** start Document text **

How to load & test & profile model

[中文]

In this tutorial, we will show you how to load, test, profile an espdl model. example

Preparation

  1. Install ESP_IDF

  2. how_to_quantize_model

Load model from rodata

  1. Add model file in CMakeLists.txt

    If you want to put the .espdl model file into the .rodata section of the FLASH chip, you need to add the following code in CMakeLists.txt. The first few lines should be placed before idf_component_register() and the last line should be placed after idf_component_register().

    idf_build_get_property(component_targets __COMPONENT_TARGETS)
    if ("___idf_espressif__esp-dl" IN_LIST component_targets)
    idf_component_get_property(espdl_dir espressif__esp-dl COMPONENT_DIR)
    elseif("___idf_esp-dl" IN_LIST component_targets)
    idf_component_get_property(espdl_dir esp-dl COMPONENT_DIR)
    endif()
    set(cmake_dir ${espdl_dir}/fbs_loader/cmake)
    include(${cmake_dir}/utilities.cmake)
    set(embed_files your_model_path/model_name.espdl) idf_component_register(...)
    
    target_add_aligned_binary_data(${COMPONENT_LIB} ${embed_files} BINARY)
    
  2. Load the model in the program

    // "_binary_model_espdl_start" is composed of three parts: the prefix "binary", the filename "model_espdl", and the suffix "_start".
    extern const uint8_t model_espdl[] asm("_binary_model_espdl_start");
    
    dl::Model *model = new dl::Model((const char *)model_espdl, fbs::MODEL_LOCATION_IN_FLASH_RODATA);
    
    // Keep parameter in FLASH, saves PSRAM/internal RAM, lower performance.
    // dl::Model *model = new dl::Model((const char *)model_espdl, fbs::MODEL_LOCATION_IN_FLASH_RODATA, 0, dl::MEMORY_MANAGER_GREEDY, nullptr, false);
    

Note

  1. When using Load model from rodata, since the .rodata section belongs to the app partition, the model file will be flashed every time the code is modified. If the model file is large, you may need to adjust the size of the app partition. Using Load model from partition or Load model from sdcard can avoid repeatedly flashing the model, which helps to reduce the flashing time.

  2. When using Load model from rodata or Load model from partition, turning off the param_copy option in the Model constructor can avoid copying the model weights in PSRAM or internal RAM to FLASH. This can reduce the use of PSRAM or internal RAM. However, since the frequency of PSRAM or internal RAM is higher than FLASH, the inference performance of the model will decrease.

Load model from partition

  1. Add model information in partition.csv

About partition.csv, please refer to the partition table documentation.

# Name, Type, SubType, Offset, Size, Flags
factory, app, factory, 0x010000, 4000K,
model, data, spiffs, , 4000K,

The Name field of the model can be any meaningful name, but cannot exceed 16 bytes, including a null byte (the content after that will be truncated). The SubType field must be spiffs. The Offset can be left blank after other partitions and will be automatically calculated. Size must be larger than the size of the model file.

  1. Add model flashing information in CMakeLists.txt

idf_component_register(...)
set(image_file your_model_path)
esptool_py_flash_to_partition(flash "model" "${image_file}")

** end Document text **

Set of tasks =>
A) Turn the paragraph in the model-loading guide that begins "The Name field of the model" into a bulleted list that keeps its main facts.
B) Reproduce the model-loading guide word for word, from "Preparation" up to and including "idf_build_get_property(component_targets __COMPONENT_TARGETS)".

** start Supplied entries **

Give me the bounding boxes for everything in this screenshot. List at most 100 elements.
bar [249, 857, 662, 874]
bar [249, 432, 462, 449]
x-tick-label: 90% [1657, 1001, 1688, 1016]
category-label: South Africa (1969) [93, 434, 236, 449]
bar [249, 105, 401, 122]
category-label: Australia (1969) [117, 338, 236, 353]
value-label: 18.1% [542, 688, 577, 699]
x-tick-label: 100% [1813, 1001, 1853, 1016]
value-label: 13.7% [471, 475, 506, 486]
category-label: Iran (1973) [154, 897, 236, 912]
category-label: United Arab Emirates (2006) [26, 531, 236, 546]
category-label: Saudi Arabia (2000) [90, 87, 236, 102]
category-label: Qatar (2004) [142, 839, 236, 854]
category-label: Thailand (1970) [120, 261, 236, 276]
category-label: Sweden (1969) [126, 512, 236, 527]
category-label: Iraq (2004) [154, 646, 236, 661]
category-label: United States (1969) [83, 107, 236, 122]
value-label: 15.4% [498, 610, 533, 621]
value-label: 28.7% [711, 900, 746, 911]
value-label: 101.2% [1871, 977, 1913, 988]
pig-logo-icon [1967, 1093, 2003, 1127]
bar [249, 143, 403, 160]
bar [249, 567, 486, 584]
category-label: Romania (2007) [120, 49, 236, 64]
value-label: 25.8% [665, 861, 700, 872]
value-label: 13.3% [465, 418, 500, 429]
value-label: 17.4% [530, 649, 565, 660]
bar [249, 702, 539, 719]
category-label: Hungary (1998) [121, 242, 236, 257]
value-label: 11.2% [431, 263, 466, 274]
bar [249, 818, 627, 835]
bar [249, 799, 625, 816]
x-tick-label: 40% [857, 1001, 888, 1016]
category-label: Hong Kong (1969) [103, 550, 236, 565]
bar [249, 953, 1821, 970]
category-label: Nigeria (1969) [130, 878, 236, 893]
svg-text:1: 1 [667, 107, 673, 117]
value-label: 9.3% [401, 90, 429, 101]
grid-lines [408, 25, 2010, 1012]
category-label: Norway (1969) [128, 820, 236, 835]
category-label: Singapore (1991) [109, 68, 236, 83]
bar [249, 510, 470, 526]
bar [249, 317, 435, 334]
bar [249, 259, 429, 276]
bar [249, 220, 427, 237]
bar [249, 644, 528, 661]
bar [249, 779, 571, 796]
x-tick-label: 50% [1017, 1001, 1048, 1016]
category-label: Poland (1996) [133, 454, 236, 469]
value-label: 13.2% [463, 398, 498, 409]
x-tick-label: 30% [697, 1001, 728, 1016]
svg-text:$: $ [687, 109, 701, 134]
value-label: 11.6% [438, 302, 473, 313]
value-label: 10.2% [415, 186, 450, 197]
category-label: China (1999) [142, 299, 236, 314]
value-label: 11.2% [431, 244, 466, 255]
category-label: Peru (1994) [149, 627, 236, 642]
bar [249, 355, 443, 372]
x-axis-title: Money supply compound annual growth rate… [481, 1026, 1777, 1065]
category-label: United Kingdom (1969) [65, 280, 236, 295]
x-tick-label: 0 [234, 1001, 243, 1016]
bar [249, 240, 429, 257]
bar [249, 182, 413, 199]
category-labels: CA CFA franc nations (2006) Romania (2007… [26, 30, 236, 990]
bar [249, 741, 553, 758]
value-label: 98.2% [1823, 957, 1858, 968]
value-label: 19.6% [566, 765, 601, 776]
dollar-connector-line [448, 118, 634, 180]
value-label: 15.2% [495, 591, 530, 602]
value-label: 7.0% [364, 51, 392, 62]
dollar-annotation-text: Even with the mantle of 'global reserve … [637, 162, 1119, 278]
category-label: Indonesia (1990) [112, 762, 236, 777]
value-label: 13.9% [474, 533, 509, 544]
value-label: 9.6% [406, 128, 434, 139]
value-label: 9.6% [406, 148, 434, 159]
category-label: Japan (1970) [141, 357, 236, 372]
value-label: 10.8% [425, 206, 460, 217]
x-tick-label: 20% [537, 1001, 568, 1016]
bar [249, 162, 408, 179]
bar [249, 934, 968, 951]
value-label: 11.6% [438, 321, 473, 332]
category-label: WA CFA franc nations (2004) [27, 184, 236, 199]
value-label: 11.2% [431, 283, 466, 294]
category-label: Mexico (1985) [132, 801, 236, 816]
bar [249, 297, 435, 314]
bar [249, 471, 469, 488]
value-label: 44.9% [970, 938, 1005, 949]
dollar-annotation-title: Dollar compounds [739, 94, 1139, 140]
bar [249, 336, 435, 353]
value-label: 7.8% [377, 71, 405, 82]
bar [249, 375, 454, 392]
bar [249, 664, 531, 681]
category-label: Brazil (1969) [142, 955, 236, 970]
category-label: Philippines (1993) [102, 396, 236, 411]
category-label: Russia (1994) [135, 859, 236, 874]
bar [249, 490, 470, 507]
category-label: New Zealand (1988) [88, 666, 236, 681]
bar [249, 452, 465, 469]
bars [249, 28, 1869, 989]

** end Supplied entries **

Solution set =>
A)
- Name: any meaningful name, up to 16 bytes including a null byte; anything after that is truncated.
- SubType: must be spiffs.
- Offset: can be left blank after other partitions and will be calculated automatically.
- Size: must be larger than the model file.

B)
Preparation

  1. Install ESP_IDF

  2. how_to_quantize_model

Load model from rodata

  1. Add model file in CMakeLists.txt

    If you want to put the .espdl model file into the .rodata section of the FLASH chip, you need to add the following code in CMakeLists.txt. The first few lines should be placed before idf_component_register() and the last line should be placed after idf_component_register().

    idf_build_get_property(component_targets __COMPONENT_TARGETS)